---- The input

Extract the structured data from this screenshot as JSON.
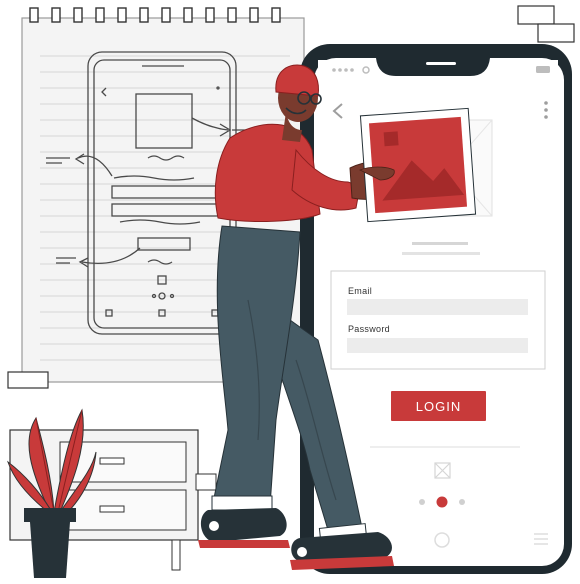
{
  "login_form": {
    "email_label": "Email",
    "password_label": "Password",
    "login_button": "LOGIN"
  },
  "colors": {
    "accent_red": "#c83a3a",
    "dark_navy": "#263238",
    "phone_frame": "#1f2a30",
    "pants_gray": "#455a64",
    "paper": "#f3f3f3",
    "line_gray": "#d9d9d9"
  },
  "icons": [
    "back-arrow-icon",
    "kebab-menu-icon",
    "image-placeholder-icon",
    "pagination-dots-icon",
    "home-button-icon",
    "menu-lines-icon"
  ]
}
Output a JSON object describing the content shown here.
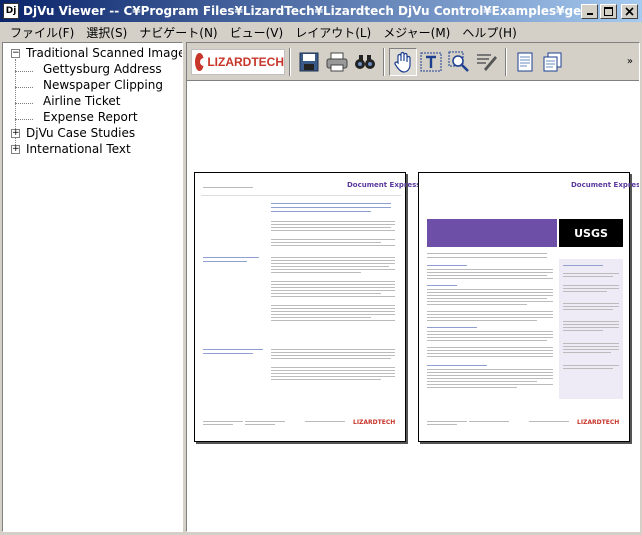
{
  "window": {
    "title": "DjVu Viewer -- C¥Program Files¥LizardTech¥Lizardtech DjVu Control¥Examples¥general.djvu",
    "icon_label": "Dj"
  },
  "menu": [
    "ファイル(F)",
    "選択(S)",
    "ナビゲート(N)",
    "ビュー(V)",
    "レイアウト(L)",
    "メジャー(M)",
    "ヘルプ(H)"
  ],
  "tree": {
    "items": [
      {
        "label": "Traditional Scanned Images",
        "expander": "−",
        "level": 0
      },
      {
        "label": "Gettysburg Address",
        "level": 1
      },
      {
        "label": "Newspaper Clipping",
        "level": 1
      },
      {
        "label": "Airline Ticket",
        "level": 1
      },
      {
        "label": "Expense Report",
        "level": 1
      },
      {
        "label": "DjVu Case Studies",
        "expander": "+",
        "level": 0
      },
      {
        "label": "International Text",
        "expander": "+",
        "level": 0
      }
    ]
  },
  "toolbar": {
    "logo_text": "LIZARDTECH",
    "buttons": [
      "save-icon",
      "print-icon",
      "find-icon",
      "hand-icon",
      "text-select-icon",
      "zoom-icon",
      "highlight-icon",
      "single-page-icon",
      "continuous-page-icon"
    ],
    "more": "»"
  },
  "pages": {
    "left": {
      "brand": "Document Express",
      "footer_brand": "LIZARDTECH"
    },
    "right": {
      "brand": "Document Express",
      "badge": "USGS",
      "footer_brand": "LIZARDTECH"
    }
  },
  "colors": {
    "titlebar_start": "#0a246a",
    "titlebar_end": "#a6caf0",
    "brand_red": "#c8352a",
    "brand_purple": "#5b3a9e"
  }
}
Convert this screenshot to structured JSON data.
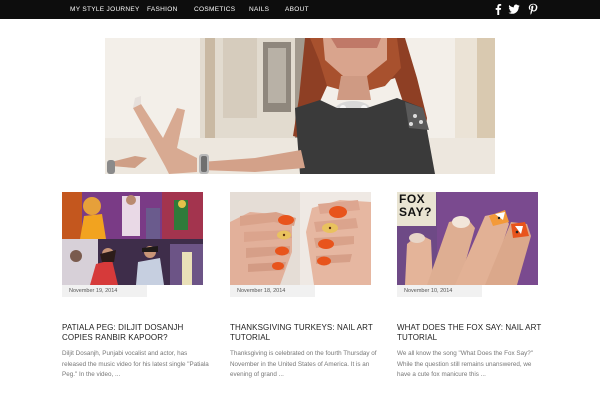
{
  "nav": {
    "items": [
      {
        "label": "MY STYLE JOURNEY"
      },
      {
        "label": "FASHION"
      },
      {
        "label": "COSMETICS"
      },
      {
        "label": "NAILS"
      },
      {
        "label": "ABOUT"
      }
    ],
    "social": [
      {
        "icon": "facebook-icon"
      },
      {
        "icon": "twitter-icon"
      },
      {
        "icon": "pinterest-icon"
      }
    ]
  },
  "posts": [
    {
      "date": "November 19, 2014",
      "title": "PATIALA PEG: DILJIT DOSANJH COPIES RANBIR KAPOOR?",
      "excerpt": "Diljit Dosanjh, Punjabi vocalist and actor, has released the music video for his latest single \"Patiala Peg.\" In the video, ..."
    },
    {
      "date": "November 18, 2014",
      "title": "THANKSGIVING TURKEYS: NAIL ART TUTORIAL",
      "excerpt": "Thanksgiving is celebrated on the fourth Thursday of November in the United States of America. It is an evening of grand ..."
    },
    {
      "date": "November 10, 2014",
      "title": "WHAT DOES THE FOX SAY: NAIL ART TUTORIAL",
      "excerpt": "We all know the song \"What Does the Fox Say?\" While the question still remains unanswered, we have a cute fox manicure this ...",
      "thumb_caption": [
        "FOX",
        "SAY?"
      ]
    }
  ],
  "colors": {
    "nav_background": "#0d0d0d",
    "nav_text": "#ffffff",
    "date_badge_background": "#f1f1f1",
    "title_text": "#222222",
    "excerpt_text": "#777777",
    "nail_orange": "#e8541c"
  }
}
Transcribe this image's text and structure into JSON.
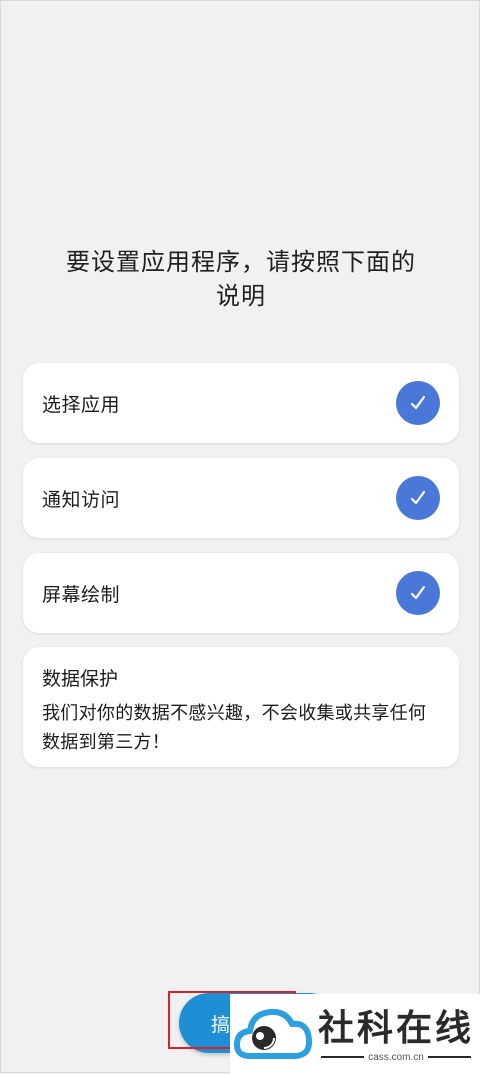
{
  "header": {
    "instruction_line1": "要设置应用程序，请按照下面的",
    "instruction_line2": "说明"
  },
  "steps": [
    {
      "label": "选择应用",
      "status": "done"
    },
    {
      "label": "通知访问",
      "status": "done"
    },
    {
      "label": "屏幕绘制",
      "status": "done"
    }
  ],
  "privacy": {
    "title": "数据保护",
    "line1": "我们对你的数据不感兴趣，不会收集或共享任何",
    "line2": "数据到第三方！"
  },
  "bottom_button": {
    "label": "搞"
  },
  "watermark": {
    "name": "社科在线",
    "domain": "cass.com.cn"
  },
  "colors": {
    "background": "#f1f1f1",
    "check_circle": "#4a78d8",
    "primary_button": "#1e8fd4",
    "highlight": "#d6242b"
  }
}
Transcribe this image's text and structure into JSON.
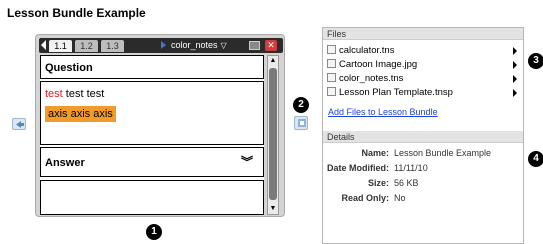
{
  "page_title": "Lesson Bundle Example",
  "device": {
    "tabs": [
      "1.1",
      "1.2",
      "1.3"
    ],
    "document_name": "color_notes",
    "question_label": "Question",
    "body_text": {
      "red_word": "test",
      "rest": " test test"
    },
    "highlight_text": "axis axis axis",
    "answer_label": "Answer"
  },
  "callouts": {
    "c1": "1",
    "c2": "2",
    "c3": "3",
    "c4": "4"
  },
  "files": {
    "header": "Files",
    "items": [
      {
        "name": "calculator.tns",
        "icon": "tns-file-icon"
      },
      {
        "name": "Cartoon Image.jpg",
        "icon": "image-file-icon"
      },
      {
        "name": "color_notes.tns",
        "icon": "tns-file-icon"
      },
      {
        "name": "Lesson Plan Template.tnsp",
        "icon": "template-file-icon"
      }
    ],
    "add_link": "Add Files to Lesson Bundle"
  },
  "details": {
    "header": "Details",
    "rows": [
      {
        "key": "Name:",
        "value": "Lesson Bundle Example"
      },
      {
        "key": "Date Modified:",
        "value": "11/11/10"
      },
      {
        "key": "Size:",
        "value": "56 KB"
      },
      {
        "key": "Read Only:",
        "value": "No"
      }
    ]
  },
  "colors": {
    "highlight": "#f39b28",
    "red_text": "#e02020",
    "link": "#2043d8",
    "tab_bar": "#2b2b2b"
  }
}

--------

[To be done] Extract the full listing above verbatim; pictures are to be left out of the copy.

[Answer to this task]
Extract the structured data from this screenshot as JSON.
{
  "login_form": {
    "email_label": "Email",
    "password_label": "Password",
    "login_button": "LOGIN"
  },
  "colors": {
    "accent_red": "#c83a3a",
    "dark_navy": "#263238",
    "phone_frame": "#1f2a30",
    "pants_gray": "#455a64",
    "paper": "#f3f3f3",
    "line_gray": "#d9d9d9"
  },
  "icons": [
    "back-arrow-icon",
    "kebab-menu-icon",
    "image-placeholder-icon",
    "pagination-dots-icon",
    "home-button-icon",
    "menu-lines-icon"
  ]
}
Output a JSON object describing the content shown here.
{
  "window": {
    "title": "DjVu Viewer -- C¥Program Files¥LizardTech¥Lizardtech DjVu Control¥Examples¥general.djvu",
    "icon_label": "Dj"
  },
  "menu": [
    "ファイル(F)",
    "選択(S)",
    "ナビゲート(N)",
    "ビュー(V)",
    "レイアウト(L)",
    "メジャー(M)",
    "ヘルプ(H)"
  ],
  "tree": {
    "items": [
      {
        "label": "Traditional Scanned Images",
        "expander": "−",
        "level": 0
      },
      {
        "label": "Gettysburg Address",
        "level": 1
      },
      {
        "label": "Newspaper Clipping",
        "level": 1
      },
      {
        "label": "Airline Ticket",
        "level": 1
      },
      {
        "label": "Expense Report",
        "level": 1
      },
      {
        "label": "DjVu Case Studies",
        "expander": "+",
        "level": 0
      },
      {
        "label": "International Text",
        "expander": "+",
        "level": 0
      }
    ]
  },
  "toolbar": {
    "logo_text": "LIZARDTECH",
    "buttons": [
      "save-icon",
      "print-icon",
      "find-icon",
      "hand-icon",
      "text-select-icon",
      "zoom-icon",
      "highlight-icon",
      "single-page-icon",
      "continuous-page-icon"
    ],
    "more": "»"
  },
  "pages": {
    "left": {
      "brand": "Document Express",
      "footer_brand": "LIZARDTECH"
    },
    "right": {
      "brand": "Document Express",
      "badge": "USGS",
      "footer_brand": "LIZARDTECH"
    }
  },
  "colors": {
    "titlebar_start": "#0a246a",
    "titlebar_end": "#a6caf0",
    "brand_red": "#c8352a",
    "brand_purple": "#5b3a9e"
  }
}
Convert this screenshot to structured JSON data.
{
  "nav": {
    "items": [
      {
        "label": "MY STYLE JOURNEY"
      },
      {
        "label": "FASHION"
      },
      {
        "label": "COSMETICS"
      },
      {
        "label": "NAILS"
      },
      {
        "label": "ABOUT"
      }
    ],
    "social": [
      {
        "icon": "facebook-icon"
      },
      {
        "icon": "twitter-icon"
      },
      {
        "icon": "pinterest-icon"
      }
    ]
  },
  "posts": [
    {
      "date": "November 19, 2014",
      "title": "PATIALA PEG: DILJIT DOSANJH COPIES RANBIR KAPOOR?",
      "excerpt": "Diljit Dosanjh, Punjabi vocalist and actor, has released the music video for his latest single \"Patiala Peg.\" In the video, ..."
    },
    {
      "date": "November 18, 2014",
      "title": "THANKSGIVING TURKEYS: NAIL ART TUTORIAL",
      "excerpt": "Thanksgiving is celebrated on the fourth Thursday of November in the United States of America. It is an evening of grand ..."
    },
    {
      "date": "November 10, 2014",
      "title": "WHAT DOES THE FOX SAY: NAIL ART TUTORIAL",
      "excerpt": "We all know the song \"What Does the Fox Say?\" While the question still remains unanswered, we have a cute fox manicure this ...",
      "thumb_caption": [
        "FOX",
        "SAY?"
      ]
    }
  ],
  "colors": {
    "nav_background": "#0d0d0d",
    "nav_text": "#ffffff",
    "date_badge_background": "#f1f1f1",
    "title_text": "#222222",
    "excerpt_text": "#777777",
    "nail_orange": "#e8541c"
  }
}
Transcribe this image's text and structure into JSON.
{
  "header": {
    "instruction_line1": "要设置应用程序，请按照下面的",
    "instruction_line2": "说明"
  },
  "steps": [
    {
      "label": "选择应用",
      "status": "done"
    },
    {
      "label": "通知访问",
      "status": "done"
    },
    {
      "label": "屏幕绘制",
      "status": "done"
    }
  ],
  "privacy": {
    "title": "数据保护",
    "line1": "我们对你的数据不感兴趣，不会收集或共享任何",
    "line2": "数据到第三方！"
  },
  "bottom_button": {
    "label": "搞"
  },
  "watermark": {
    "name": "社科在线",
    "domain": "cass.com.cn"
  },
  "colors": {
    "background": "#f1f1f1",
    "check_circle": "#4a78d8",
    "primary_button": "#1e8fd4",
    "highlight": "#d6242b"
  }
}
Transcribe this image's text and structure into JSON.
{
  "page_title": "Lesson Bundle Example",
  "device": {
    "tabs": [
      "1.1",
      "1.2",
      "1.3"
    ],
    "document_name": "color_notes",
    "question_label": "Question",
    "body_text": {
      "red_word": "test",
      "rest": " test test"
    },
    "highlight_text": "axis axis axis",
    "answer_label": "Answer"
  },
  "callouts": {
    "c1": "1",
    "c2": "2",
    "c3": "3",
    "c4": "4"
  },
  "files": {
    "header": "Files",
    "items": [
      {
        "name": "calculator.tns",
        "icon": "tns-file-icon"
      },
      {
        "name": "Cartoon Image.jpg",
        "icon": "image-file-icon"
      },
      {
        "name": "color_notes.tns",
        "icon": "tns-file-icon"
      },
      {
        "name": "Lesson Plan Template.tnsp",
        "icon": "template-file-icon"
      }
    ],
    "add_link": "Add Files to Lesson Bundle"
  },
  "details": {
    "header": "Details",
    "rows": [
      {
        "key": "Name:",
        "value": "Lesson Bundle Example"
      },
      {
        "key": "Date Modified:",
        "value": "11/11/10"
      },
      {
        "key": "Size:",
        "value": "56 KB"
      },
      {
        "key": "Read Only:",
        "value": "No"
      }
    ]
  },
  "colors": {
    "highlight": "#f39b28",
    "red_text": "#e02020",
    "link": "#2043d8",
    "tab_bar": "#2b2b2b"
  }
}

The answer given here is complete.